The records that follow are to be transcribed in full, without their images.

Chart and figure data
________________
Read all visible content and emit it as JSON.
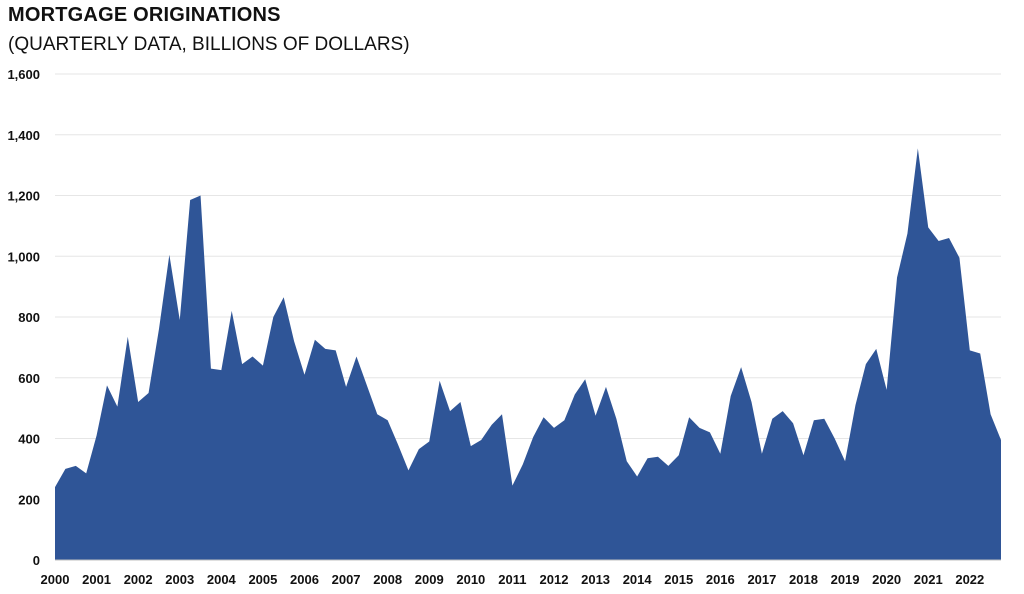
{
  "chart_data": {
    "type": "area",
    "title": "MORTGAGE ORIGINATIONS",
    "subtitle": "(QUARTERLY DATA, BILLIONS OF DOLLARS)",
    "xlabel": "",
    "ylabel": "",
    "ylim": [
      0,
      1600
    ],
    "yticks": [
      0,
      200,
      400,
      600,
      800,
      1000,
      1200,
      1400,
      1600
    ],
    "ytick_labels": [
      "0",
      "200",
      "400",
      "600",
      "800",
      "1,000",
      "1,200",
      "1,400",
      "1,600"
    ],
    "xticks": [
      "2000",
      "2001",
      "2002",
      "2003",
      "2004",
      "2005",
      "2006",
      "2007",
      "2008",
      "2009",
      "2010",
      "2011",
      "2012",
      "2013",
      "2014",
      "2015",
      "2016",
      "2017",
      "2018",
      "2019",
      "2020",
      "2021",
      "2022"
    ],
    "grid": true,
    "color": "#2f5597",
    "series": [
      {
        "values": [
          240,
          300,
          310,
          285,
          410,
          575,
          505,
          735,
          520,
          550,
          760,
          1005,
          790,
          1185,
          1200,
          630,
          625,
          820,
          645,
          670,
          640,
          800,
          865,
          720,
          610,
          725,
          695,
          690,
          570,
          670,
          575,
          480,
          460,
          380,
          295,
          365,
          390,
          590,
          490,
          520,
          375,
          395,
          445,
          480,
          245,
          315,
          405,
          470,
          435,
          460,
          545,
          595,
          475,
          570,
          465,
          325,
          275,
          335,
          340,
          310,
          345,
          470,
          435,
          420,
          350,
          540,
          635,
          520,
          350,
          465,
          490,
          450,
          345,
          460,
          465,
          400,
          325,
          510,
          645,
          695,
          560,
          930,
          1075,
          1355,
          1095,
          1050,
          1060,
          995,
          690,
          680,
          480,
          395
        ]
      }
    ]
  }
}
________________
▶ [COMPLETE OUTPUT]:
Read all visible content and emit it as JSON.
{
  "chart_data": {
    "type": "area",
    "title": "MORTGAGE ORIGINATIONS",
    "subtitle": "(QUARTERLY DATA, BILLIONS OF DOLLARS)",
    "xlabel": "",
    "ylabel": "",
    "ylim": [
      0,
      1600
    ],
    "yticks": [
      0,
      200,
      400,
      600,
      800,
      1000,
      1200,
      1400,
      1600
    ],
    "ytick_labels": [
      "0",
      "200",
      "400",
      "600",
      "800",
      "1,000",
      "1,200",
      "1,400",
      "1,600"
    ],
    "xticks": [
      "2000",
      "2001",
      "2002",
      "2003",
      "2004",
      "2005",
      "2006",
      "2007",
      "2008",
      "2009",
      "2010",
      "2011",
      "2012",
      "2013",
      "2014",
      "2015",
      "2016",
      "2017",
      "2018",
      "2019",
      "2020",
      "2021",
      "2022"
    ],
    "grid": true,
    "color": "#2f5597",
    "series": [
      {
        "values": [
          240,
          300,
          310,
          285,
          410,
          575,
          505,
          735,
          520,
          550,
          760,
          1005,
          790,
          1185,
          1200,
          630,
          625,
          820,
          645,
          670,
          640,
          800,
          865,
          720,
          610,
          725,
          695,
          690,
          570,
          670,
          575,
          480,
          460,
          380,
          295,
          365,
          390,
          590,
          490,
          520,
          375,
          395,
          445,
          480,
          245,
          315,
          405,
          470,
          435,
          460,
          545,
          595,
          475,
          570,
          465,
          325,
          275,
          335,
          340,
          310,
          345,
          470,
          435,
          420,
          350,
          540,
          635,
          520,
          350,
          465,
          490,
          450,
          345,
          460,
          465,
          400,
          325,
          510,
          645,
          695,
          560,
          930,
          1075,
          1355,
          1095,
          1050,
          1060,
          995,
          690,
          680,
          480,
          395
        ]
      }
    ]
  }
}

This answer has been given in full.